>>>

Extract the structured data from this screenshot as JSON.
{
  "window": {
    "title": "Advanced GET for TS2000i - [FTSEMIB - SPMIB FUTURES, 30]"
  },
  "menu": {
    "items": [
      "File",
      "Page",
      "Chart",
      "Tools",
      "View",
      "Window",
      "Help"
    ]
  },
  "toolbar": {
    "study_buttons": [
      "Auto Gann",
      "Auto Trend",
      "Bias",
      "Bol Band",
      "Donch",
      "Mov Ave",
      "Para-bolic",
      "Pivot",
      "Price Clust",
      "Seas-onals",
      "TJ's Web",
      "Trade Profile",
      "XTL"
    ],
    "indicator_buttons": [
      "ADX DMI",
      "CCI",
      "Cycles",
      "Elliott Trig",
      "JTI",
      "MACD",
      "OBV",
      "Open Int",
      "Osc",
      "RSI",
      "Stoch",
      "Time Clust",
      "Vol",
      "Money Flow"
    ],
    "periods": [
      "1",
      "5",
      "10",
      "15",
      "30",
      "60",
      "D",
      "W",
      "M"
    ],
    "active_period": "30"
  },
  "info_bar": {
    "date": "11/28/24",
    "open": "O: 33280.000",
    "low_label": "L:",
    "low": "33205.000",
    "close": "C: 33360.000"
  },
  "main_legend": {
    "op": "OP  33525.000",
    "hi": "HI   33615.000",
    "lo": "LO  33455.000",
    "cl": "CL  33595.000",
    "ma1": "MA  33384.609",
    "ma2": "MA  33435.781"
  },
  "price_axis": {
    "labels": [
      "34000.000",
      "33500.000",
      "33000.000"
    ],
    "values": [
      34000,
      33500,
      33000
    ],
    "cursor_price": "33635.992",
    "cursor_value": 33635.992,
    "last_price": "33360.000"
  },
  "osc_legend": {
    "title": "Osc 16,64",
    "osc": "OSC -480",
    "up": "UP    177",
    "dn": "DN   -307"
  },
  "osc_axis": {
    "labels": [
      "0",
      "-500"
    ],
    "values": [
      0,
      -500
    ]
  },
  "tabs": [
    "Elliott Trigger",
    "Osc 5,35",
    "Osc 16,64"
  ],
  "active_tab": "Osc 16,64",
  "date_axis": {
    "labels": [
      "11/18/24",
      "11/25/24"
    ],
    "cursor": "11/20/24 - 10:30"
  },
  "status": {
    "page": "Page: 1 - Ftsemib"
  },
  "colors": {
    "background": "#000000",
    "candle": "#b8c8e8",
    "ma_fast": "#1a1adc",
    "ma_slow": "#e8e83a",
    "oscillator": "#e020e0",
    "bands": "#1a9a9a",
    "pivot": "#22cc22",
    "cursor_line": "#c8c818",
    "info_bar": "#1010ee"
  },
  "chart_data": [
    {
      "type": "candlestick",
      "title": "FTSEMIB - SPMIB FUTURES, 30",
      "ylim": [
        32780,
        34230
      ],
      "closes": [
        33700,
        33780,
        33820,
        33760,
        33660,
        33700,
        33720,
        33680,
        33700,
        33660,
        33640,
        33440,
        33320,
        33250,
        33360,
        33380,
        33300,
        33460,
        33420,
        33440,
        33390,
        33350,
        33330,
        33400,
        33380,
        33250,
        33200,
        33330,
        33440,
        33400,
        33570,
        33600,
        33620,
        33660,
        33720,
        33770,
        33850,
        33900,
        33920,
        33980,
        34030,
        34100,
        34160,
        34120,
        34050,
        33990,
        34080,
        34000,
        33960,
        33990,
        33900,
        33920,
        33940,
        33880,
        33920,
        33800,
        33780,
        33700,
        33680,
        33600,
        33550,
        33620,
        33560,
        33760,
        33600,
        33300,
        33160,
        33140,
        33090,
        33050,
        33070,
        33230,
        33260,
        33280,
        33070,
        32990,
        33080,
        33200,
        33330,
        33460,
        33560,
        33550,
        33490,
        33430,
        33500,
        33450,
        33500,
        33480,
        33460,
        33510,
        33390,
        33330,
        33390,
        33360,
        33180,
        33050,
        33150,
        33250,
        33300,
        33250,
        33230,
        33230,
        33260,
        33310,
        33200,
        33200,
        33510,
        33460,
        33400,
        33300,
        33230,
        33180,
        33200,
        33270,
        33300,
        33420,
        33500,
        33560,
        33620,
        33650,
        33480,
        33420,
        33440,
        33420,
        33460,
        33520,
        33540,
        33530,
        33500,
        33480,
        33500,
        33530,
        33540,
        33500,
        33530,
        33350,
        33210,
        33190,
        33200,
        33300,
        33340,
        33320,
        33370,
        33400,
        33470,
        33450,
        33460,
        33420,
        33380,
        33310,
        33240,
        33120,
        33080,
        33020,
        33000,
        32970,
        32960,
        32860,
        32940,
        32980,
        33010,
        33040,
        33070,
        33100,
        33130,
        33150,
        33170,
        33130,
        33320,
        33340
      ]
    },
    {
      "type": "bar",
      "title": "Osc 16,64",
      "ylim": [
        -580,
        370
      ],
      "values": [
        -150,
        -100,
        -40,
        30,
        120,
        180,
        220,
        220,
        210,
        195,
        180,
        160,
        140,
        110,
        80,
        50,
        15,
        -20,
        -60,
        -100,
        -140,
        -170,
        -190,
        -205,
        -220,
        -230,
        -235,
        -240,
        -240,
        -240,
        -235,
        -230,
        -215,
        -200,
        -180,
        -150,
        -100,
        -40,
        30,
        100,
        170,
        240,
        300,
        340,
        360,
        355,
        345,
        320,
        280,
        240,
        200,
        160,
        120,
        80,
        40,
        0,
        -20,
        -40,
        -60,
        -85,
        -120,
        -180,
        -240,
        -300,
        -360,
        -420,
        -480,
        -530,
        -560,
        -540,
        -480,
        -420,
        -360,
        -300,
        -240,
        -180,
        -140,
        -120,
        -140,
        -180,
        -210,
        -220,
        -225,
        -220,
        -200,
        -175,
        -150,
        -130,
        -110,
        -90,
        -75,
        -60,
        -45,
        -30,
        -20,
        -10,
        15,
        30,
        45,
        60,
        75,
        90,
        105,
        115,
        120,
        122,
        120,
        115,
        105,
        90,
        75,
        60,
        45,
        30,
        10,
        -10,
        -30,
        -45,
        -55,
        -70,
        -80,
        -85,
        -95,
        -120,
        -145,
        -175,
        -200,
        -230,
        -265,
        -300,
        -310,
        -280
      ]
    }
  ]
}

<<<

- _PROBLEM_
Write the listing out again, exactly as it reads.

- _ANSWER TO THIS EXERCISE_
Extract the structured data from this screenshot as JSON.
{
  "window": {
    "title": "Advanced GET for TS2000i - [FTSEMIB - SPMIB FUTURES, 30]"
  },
  "menu": {
    "items": [
      "File",
      "Page",
      "Chart",
      "Tools",
      "View",
      "Window",
      "Help"
    ]
  },
  "toolbar": {
    "study_buttons": [
      "Auto Gann",
      "Auto Trend",
      "Bias",
      "Bol Band",
      "Donch",
      "Mov Ave",
      "Para-bolic",
      "Pivot",
      "Price Clust",
      "Seas-onals",
      "TJ's Web",
      "Trade Profile",
      "XTL"
    ],
    "indicator_buttons": [
      "ADX DMI",
      "CCI",
      "Cycles",
      "Elliott Trig",
      "JTI",
      "MACD",
      "OBV",
      "Open Int",
      "Osc",
      "RSI",
      "Stoch",
      "Time Clust",
      "Vol",
      "Money Flow"
    ],
    "periods": [
      "1",
      "5",
      "10",
      "15",
      "30",
      "60",
      "D",
      "W",
      "M"
    ],
    "active_period": "30"
  },
  "info_bar": {
    "date": "11/28/24",
    "open": "O: 33280.000",
    "low_label": "L:",
    "low": "33205.000",
    "close": "C: 33360.000"
  },
  "main_legend": {
    "op": "OP  33525.000",
    "hi": "HI   33615.000",
    "lo": "LO  33455.000",
    "cl": "CL  33595.000",
    "ma1": "MA  33384.609",
    "ma2": "MA  33435.781"
  },
  "price_axis": {
    "labels": [
      "34000.000",
      "33500.000",
      "33000.000"
    ],
    "values": [
      34000,
      33500,
      33000
    ],
    "cursor_price": "33635.992",
    "cursor_value": 33635.992,
    "last_price": "33360.000"
  },
  "osc_legend": {
    "title": "Osc 16,64",
    "osc": "OSC -480",
    "up": "UP    177",
    "dn": "DN   -307"
  },
  "osc_axis": {
    "labels": [
      "0",
      "-500"
    ],
    "values": [
      0,
      -500
    ]
  },
  "tabs": [
    "Elliott Trigger",
    "Osc 5,35",
    "Osc 16,64"
  ],
  "active_tab": "Osc 16,64",
  "date_axis": {
    "labels": [
      "11/18/24",
      "11/25/24"
    ],
    "cursor": "11/20/24 - 10:30"
  },
  "status": {
    "page": "Page: 1 - Ftsemib"
  },
  "colors": {
    "background": "#000000",
    "candle": "#b8c8e8",
    "ma_fast": "#1a1adc",
    "ma_slow": "#e8e83a",
    "oscillator": "#e020e0",
    "bands": "#1a9a9a",
    "pivot": "#22cc22",
    "cursor_line": "#c8c818",
    "info_bar": "#1010ee"
  },
  "chart_data": [
    {
      "type": "candlestick",
      "title": "FTSEMIB - SPMIB FUTURES, 30",
      "ylim": [
        32780,
        34230
      ],
      "closes": [
        33700,
        33780,
        33820,
        33760,
        33660,
        33700,
        33720,
        33680,
        33700,
        33660,
        33640,
        33440,
        33320,
        33250,
        33360,
        33380,
        33300,
        33460,
        33420,
        33440,
        33390,
        33350,
        33330,
        33400,
        33380,
        33250,
        33200,
        33330,
        33440,
        33400,
        33570,
        33600,
        33620,
        33660,
        33720,
        33770,
        33850,
        33900,
        33920,
        33980,
        34030,
        34100,
        34160,
        34120,
        34050,
        33990,
        34080,
        34000,
        33960,
        33990,
        33900,
        33920,
        33940,
        33880,
        33920,
        33800,
        33780,
        33700,
        33680,
        33600,
        33550,
        33620,
        33560,
        33760,
        33600,
        33300,
        33160,
        33140,
        33090,
        33050,
        33070,
        33230,
        33260,
        33280,
        33070,
        32990,
        33080,
        33200,
        33330,
        33460,
        33560,
        33550,
        33490,
        33430,
        33500,
        33450,
        33500,
        33480,
        33460,
        33510,
        33390,
        33330,
        33390,
        33360,
        33180,
        33050,
        33150,
        33250,
        33300,
        33250,
        33230,
        33230,
        33260,
        33310,
        33200,
        33200,
        33510,
        33460,
        33400,
        33300,
        33230,
        33180,
        33200,
        33270,
        33300,
        33420,
        33500,
        33560,
        33620,
        33650,
        33480,
        33420,
        33440,
        33420,
        33460,
        33520,
        33540,
        33530,
        33500,
        33480,
        33500,
        33530,
        33540,
        33500,
        33530,
        33350,
        33210,
        33190,
        33200,
        33300,
        33340,
        33320,
        33370,
        33400,
        33470,
        33450,
        33460,
        33420,
        33380,
        33310,
        33240,
        33120,
        33080,
        33020,
        33000,
        32970,
        32960,
        32860,
        32940,
        32980,
        33010,
        33040,
        33070,
        33100,
        33130,
        33150,
        33170,
        33130,
        33320,
        33340
      ]
    },
    {
      "type": "bar",
      "title": "Osc 16,64",
      "ylim": [
        -580,
        370
      ],
      "values": [
        -150,
        -100,
        -40,
        30,
        120,
        180,
        220,
        220,
        210,
        195,
        180,
        160,
        140,
        110,
        80,
        50,
        15,
        -20,
        -60,
        -100,
        -140,
        -170,
        -190,
        -205,
        -220,
        -230,
        -235,
        -240,
        -240,
        -240,
        -235,
        -230,
        -215,
        -200,
        -180,
        -150,
        -100,
        -40,
        30,
        100,
        170,
        240,
        300,
        340,
        360,
        355,
        345,
        320,
        280,
        240,
        200,
        160,
        120,
        80,
        40,
        0,
        -20,
        -40,
        -60,
        -85,
        -120,
        -180,
        -240,
        -300,
        -360,
        -420,
        -480,
        -530,
        -560,
        -540,
        -480,
        -420,
        -360,
        -300,
        -240,
        -180,
        -140,
        -120,
        -140,
        -180,
        -210,
        -220,
        -225,
        -220,
        -200,
        -175,
        -150,
        -130,
        -110,
        -90,
        -75,
        -60,
        -45,
        -30,
        -20,
        -10,
        15,
        30,
        45,
        60,
        75,
        90,
        105,
        115,
        120,
        122,
        120,
        115,
        105,
        90,
        75,
        60,
        45,
        30,
        10,
        -10,
        -30,
        -45,
        -55,
        -70,
        -80,
        -85,
        -95,
        -120,
        -145,
        -175,
        -200,
        -230,
        -265,
        -300,
        -310,
        -280
      ]
    }
  ]
}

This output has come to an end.